> _Work to be completed_
Repeat every line of the listing below exactly, minus the pictures.

Structured figure records:
———
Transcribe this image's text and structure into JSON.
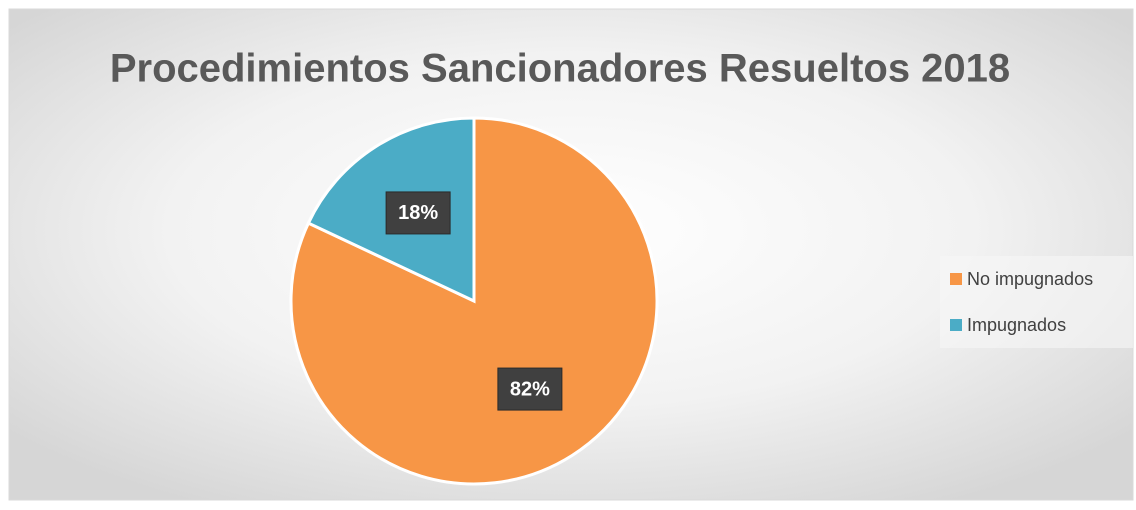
{
  "chart_data": {
    "type": "pie",
    "title": "Procedimientos Sancionadores Resueltos 2018",
    "categories": [
      "No impugnados",
      "Impugnados"
    ],
    "values": [
      82,
      18
    ],
    "value_labels": [
      "82%",
      "18%"
    ],
    "colors": [
      "#F79646",
      "#4BACC6"
    ],
    "legend": "right"
  }
}
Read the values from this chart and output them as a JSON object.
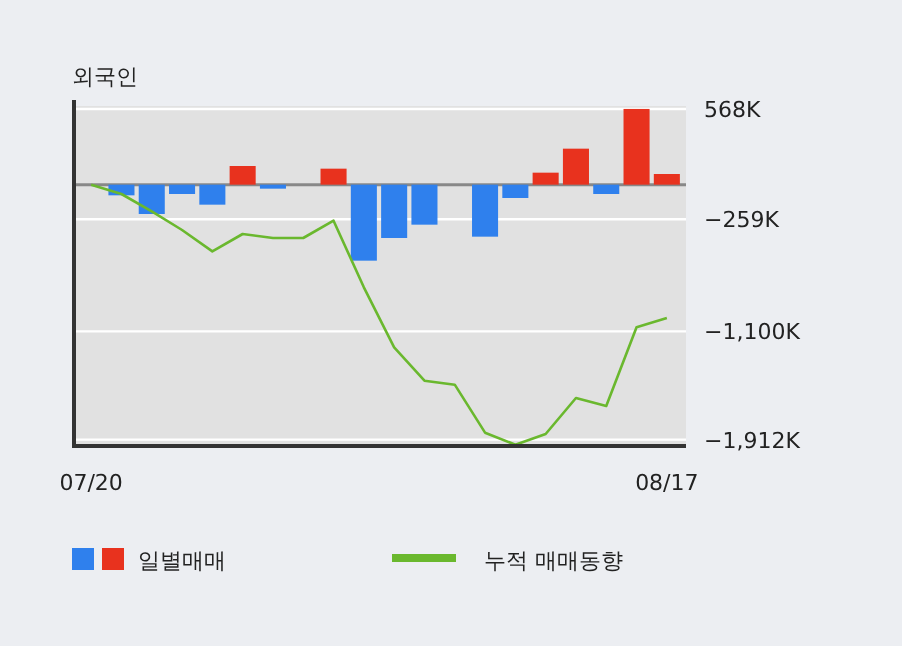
{
  "chart_data": {
    "type": "bar",
    "title": "외국인",
    "categories": [
      "07/20",
      null,
      null,
      null,
      null,
      null,
      null,
      null,
      null,
      null,
      null,
      null,
      null,
      null,
      null,
      null,
      null,
      null,
      null,
      "08/17"
    ],
    "series": [
      {
        "name": "일별매매",
        "colors": [
          "#e8321e",
          "#2f80ed",
          "#2f80ed",
          "#2f80ed",
          "#2f80ed",
          "#e8321e",
          "#2f80ed",
          "#e8321e",
          "#e8321e",
          "#2f80ed",
          "#2f80ed",
          "#2f80ed",
          "#e8321e",
          "#2f80ed",
          "#2f80ed",
          "#e8321e",
          "#e8321e",
          "#2f80ed",
          "#e8321e",
          "#e8321e"
        ],
        "values": [
          0,
          -80,
          -220,
          -70,
          -150,
          140,
          -30,
          0,
          120,
          -570,
          -400,
          -300,
          0,
          -390,
          -100,
          90,
          270,
          -70,
          568,
          80
        ]
      },
      {
        "name": "누적 매매동향",
        "type": "line",
        "color": "#6ab82e",
        "values": [
          0,
          -70,
          -200,
          -340,
          -500,
          -370,
          -400,
          -400,
          -270,
          -770,
          -1220,
          -1470,
          -1500,
          -1860,
          -1950,
          -1870,
          -1600,
          -1660,
          -1070,
          -1000
        ]
      }
    ],
    "ylim": [
      -1960,
      590
    ],
    "yticks": [
      {
        "value": 568,
        "label": "568K"
      },
      {
        "value": -259,
        "label": "−259K"
      },
      {
        "value": -1100,
        "label": "−1,100K"
      },
      {
        "value": -1912,
        "label": "−1,912K"
      }
    ],
    "grid": "y",
    "legend": "bottom"
  }
}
———
> _Full output_
Transcribe this image's text and structure into JSON.
{
  "chart_data": {
    "type": "pie",
    "title": "Procedimientos Sancionadores Resueltos 2018",
    "categories": [
      "No impugnados",
      "Impugnados"
    ],
    "values": [
      82,
      18
    ],
    "value_labels": [
      "82%",
      "18%"
    ],
    "colors": [
      "#F79646",
      "#4BACC6"
    ],
    "legend": "right"
  }
}
Read the values from this chart and output them as a JSON object.
{
  "chart_data": {
    "type": "bar",
    "title": "외국인",
    "categories": [
      "07/20",
      null,
      null,
      null,
      null,
      null,
      null,
      null,
      null,
      null,
      null,
      null,
      null,
      null,
      null,
      null,
      null,
      null,
      null,
      "08/17"
    ],
    "series": [
      {
        "name": "일별매매",
        "colors": [
          "#e8321e",
          "#2f80ed",
          "#2f80ed",
          "#2f80ed",
          "#2f80ed",
          "#e8321e",
          "#2f80ed",
          "#e8321e",
          "#e8321e",
          "#2f80ed",
          "#2f80ed",
          "#2f80ed",
          "#e8321e",
          "#2f80ed",
          "#2f80ed",
          "#e8321e",
          "#e8321e",
          "#2f80ed",
          "#e8321e",
          "#e8321e"
        ],
        "values": [
          0,
          -80,
          -220,
          -70,
          -150,
          140,
          -30,
          0,
          120,
          -570,
          -400,
          -300,
          0,
          -390,
          -100,
          90,
          270,
          -70,
          568,
          80
        ]
      },
      {
        "name": "누적 매매동향",
        "type": "line",
        "color": "#6ab82e",
        "values": [
          0,
          -70,
          -200,
          -340,
          -500,
          -370,
          -400,
          -400,
          -270,
          -770,
          -1220,
          -1470,
          -1500,
          -1860,
          -1950,
          -1870,
          -1600,
          -1660,
          -1070,
          -1000
        ]
      }
    ],
    "ylim": [
      -1960,
      590
    ],
    "yticks": [
      {
        "value": 568,
        "label": "568K"
      },
      {
        "value": -259,
        "label": "−259K"
      },
      {
        "value": -1100,
        "label": "−1,100K"
      },
      {
        "value": -1912,
        "label": "−1,912K"
      }
    ],
    "grid": "y",
    "legend": "bottom"
  }
}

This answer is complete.